- _Written request_
Provide only the number of lines in the records below that include "right".

>> Start

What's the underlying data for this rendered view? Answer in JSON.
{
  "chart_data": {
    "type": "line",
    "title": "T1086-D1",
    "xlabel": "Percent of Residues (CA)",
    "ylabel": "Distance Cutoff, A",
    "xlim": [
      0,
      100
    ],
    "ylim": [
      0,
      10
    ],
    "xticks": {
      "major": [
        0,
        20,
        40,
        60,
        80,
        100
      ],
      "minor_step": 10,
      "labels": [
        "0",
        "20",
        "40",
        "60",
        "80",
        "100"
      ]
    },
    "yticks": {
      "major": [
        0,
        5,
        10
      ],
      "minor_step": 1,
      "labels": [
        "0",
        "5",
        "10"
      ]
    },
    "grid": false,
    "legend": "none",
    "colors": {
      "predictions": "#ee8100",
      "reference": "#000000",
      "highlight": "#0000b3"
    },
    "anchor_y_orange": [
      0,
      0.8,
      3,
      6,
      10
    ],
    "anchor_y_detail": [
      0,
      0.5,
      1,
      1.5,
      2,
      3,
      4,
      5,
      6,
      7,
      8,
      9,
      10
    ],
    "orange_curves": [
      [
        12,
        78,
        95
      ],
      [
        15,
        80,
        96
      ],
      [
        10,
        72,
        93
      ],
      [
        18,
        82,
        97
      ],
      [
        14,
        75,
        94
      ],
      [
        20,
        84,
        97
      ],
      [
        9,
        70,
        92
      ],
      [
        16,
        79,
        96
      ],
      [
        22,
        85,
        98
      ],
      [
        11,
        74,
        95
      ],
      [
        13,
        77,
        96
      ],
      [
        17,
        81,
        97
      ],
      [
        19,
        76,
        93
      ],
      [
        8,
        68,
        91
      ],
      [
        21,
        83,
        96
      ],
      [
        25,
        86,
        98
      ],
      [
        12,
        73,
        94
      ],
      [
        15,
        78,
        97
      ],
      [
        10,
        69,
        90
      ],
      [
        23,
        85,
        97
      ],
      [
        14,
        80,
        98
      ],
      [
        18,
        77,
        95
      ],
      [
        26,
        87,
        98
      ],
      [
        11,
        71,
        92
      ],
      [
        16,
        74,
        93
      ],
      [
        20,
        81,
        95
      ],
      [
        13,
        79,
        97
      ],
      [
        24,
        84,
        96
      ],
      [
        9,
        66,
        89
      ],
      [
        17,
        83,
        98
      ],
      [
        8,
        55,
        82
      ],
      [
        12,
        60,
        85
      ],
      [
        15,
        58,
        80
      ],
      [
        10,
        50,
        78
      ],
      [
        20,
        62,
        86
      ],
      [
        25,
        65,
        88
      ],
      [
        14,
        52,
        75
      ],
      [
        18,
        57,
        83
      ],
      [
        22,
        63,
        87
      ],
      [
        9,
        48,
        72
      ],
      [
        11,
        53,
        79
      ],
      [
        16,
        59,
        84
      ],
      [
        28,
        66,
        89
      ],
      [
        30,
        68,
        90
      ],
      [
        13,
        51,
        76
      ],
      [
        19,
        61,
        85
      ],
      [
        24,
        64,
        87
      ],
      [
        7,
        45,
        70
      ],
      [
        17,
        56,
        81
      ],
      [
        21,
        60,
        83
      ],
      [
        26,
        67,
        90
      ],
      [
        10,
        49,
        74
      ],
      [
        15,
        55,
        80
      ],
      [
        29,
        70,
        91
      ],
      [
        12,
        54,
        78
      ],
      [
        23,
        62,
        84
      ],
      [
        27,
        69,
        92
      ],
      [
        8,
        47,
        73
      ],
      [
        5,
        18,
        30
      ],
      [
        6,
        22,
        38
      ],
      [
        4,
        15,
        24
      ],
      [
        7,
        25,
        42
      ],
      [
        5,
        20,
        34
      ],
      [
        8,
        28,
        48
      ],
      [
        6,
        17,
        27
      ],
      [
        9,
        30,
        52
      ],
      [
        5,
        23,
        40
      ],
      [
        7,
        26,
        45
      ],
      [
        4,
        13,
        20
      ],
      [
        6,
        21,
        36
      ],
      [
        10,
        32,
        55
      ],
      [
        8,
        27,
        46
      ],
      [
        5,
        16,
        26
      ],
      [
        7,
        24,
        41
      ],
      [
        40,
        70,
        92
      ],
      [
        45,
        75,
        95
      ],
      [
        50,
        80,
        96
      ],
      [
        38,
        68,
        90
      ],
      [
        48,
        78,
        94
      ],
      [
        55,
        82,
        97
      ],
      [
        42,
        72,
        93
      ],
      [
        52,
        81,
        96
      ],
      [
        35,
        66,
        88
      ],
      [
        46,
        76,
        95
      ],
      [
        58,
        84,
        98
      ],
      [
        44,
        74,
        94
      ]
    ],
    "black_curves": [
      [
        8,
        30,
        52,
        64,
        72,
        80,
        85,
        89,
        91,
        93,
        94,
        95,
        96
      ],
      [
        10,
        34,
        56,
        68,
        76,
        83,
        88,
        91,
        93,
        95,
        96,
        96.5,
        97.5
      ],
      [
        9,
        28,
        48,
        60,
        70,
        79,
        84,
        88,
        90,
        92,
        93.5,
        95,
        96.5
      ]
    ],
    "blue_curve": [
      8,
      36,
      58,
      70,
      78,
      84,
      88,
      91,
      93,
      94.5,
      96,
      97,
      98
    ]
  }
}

>> End
>> Start

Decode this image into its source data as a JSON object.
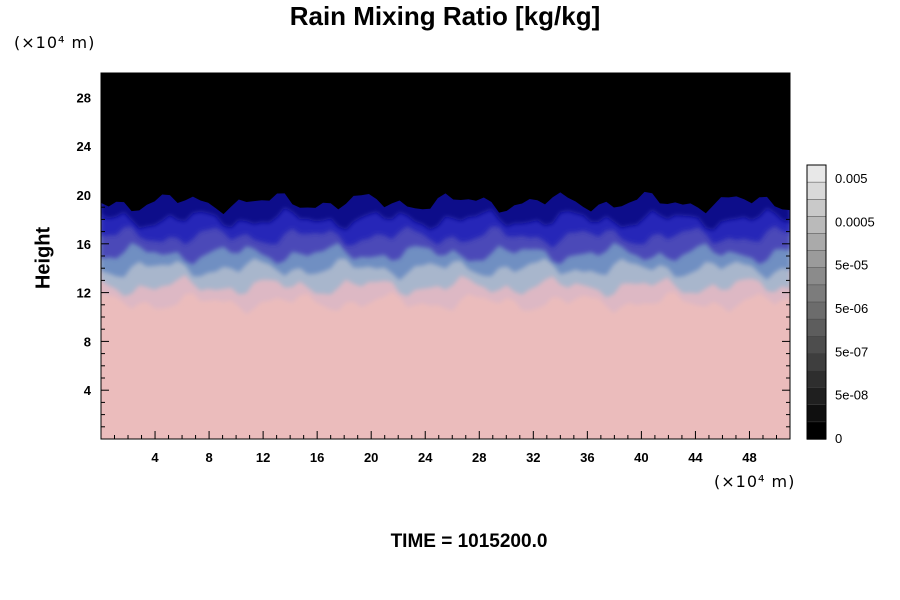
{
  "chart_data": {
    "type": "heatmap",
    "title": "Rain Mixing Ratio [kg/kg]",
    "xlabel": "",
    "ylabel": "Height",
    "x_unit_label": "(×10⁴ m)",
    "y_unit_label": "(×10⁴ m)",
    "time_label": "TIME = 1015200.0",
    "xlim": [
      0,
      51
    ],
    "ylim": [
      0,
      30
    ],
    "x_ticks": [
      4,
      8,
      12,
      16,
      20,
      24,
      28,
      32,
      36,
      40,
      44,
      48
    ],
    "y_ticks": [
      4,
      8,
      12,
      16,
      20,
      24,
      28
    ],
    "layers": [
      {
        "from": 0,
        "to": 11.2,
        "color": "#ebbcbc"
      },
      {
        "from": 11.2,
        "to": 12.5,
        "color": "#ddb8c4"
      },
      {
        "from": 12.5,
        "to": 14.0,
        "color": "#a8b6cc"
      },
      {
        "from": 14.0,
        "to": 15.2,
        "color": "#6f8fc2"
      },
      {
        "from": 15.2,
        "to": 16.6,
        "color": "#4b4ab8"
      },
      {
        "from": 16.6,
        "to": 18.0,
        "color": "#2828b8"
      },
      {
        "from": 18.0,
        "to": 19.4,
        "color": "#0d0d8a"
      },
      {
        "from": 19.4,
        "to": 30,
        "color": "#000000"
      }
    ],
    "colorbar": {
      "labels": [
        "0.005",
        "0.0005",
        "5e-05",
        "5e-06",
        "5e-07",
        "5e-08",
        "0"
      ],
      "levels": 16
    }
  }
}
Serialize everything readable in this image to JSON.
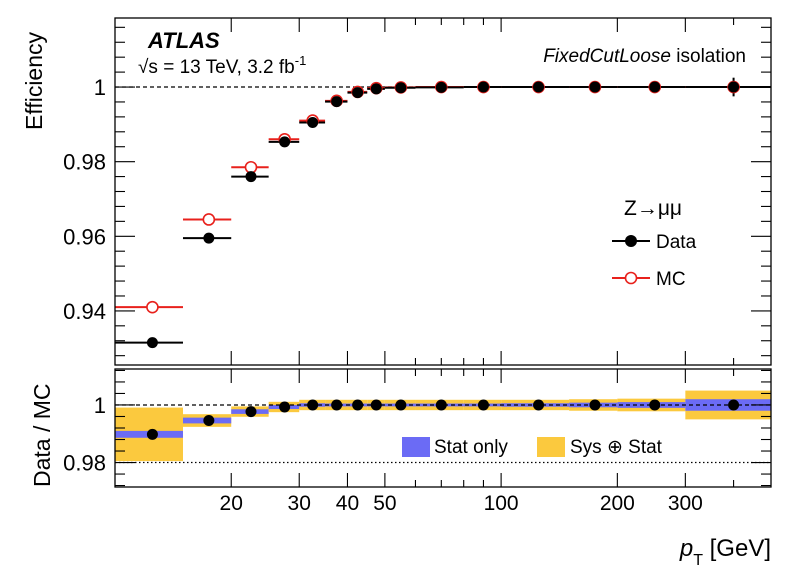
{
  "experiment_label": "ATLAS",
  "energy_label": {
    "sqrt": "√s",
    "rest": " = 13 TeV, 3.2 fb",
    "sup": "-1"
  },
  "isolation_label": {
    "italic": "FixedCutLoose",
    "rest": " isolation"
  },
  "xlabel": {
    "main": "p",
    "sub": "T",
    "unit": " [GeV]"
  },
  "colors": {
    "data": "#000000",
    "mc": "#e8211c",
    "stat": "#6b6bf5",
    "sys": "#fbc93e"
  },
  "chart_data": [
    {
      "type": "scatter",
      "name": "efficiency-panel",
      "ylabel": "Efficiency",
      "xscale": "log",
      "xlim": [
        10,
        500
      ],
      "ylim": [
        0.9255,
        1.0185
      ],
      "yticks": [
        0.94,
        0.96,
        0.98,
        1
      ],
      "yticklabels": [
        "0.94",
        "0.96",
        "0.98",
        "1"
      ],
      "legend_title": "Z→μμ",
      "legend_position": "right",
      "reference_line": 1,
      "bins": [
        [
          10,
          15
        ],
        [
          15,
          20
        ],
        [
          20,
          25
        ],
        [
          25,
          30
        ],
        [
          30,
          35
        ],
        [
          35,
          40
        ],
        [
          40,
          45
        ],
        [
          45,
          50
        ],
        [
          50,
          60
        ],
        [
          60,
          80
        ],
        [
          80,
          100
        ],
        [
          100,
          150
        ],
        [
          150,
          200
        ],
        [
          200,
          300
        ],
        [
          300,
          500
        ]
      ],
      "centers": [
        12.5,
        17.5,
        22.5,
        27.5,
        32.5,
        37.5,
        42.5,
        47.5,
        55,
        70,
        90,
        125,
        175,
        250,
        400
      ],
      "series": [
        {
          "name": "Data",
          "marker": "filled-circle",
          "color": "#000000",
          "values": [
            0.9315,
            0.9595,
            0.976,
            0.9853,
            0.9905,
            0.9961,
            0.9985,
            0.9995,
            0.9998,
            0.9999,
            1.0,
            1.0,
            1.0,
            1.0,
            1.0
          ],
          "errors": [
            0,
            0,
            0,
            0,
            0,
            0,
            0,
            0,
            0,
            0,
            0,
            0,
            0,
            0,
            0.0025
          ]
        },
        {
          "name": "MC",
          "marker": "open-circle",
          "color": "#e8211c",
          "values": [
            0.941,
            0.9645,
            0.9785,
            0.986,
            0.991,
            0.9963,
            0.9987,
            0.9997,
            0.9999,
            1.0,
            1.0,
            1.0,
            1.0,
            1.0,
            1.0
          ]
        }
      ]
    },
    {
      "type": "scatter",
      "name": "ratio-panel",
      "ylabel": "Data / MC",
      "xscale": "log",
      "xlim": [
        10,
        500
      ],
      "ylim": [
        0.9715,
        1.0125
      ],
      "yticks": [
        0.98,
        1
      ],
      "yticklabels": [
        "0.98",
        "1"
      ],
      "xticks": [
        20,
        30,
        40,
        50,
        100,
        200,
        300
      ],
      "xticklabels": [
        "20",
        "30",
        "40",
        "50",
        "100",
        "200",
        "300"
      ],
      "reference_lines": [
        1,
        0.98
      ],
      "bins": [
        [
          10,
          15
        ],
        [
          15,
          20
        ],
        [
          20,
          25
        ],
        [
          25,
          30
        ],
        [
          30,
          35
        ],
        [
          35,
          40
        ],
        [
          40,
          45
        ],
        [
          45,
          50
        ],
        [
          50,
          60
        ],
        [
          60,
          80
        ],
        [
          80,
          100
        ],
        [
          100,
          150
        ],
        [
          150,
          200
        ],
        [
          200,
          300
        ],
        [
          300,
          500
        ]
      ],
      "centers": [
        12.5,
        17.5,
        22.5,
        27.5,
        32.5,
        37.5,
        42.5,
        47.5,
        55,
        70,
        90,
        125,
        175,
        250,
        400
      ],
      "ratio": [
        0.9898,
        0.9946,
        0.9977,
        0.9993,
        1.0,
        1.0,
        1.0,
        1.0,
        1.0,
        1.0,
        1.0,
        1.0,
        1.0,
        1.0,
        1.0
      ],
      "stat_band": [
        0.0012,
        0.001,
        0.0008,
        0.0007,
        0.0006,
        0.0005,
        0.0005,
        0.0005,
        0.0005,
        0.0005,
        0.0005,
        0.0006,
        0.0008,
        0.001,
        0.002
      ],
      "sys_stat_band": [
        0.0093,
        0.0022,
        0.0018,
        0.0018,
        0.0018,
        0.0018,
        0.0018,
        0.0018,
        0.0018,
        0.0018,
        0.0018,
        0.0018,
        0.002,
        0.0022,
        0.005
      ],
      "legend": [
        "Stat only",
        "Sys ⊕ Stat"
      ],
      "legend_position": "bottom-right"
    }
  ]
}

>> End
>> Start

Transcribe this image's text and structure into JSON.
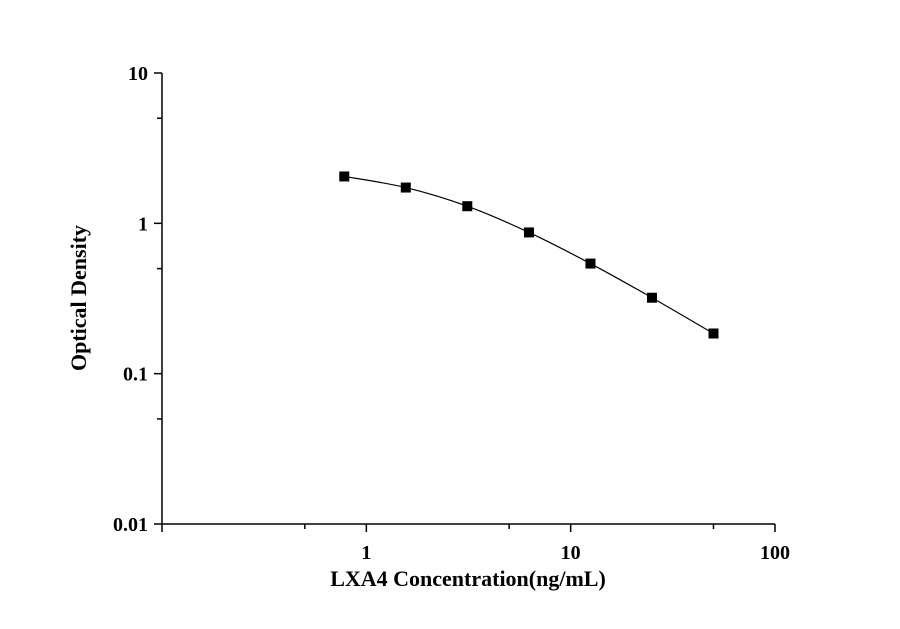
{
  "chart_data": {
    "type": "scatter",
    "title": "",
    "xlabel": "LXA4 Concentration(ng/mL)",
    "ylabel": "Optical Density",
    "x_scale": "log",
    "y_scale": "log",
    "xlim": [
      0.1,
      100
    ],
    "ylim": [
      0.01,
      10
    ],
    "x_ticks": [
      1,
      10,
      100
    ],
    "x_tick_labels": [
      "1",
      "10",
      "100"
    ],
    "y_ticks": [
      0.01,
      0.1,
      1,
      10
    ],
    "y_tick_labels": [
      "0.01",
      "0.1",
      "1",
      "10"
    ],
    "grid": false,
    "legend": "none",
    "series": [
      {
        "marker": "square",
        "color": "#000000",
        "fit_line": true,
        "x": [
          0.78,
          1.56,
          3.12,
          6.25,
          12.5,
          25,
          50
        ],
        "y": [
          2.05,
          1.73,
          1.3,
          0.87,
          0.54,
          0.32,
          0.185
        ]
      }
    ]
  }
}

>> End

- _Written answer_
2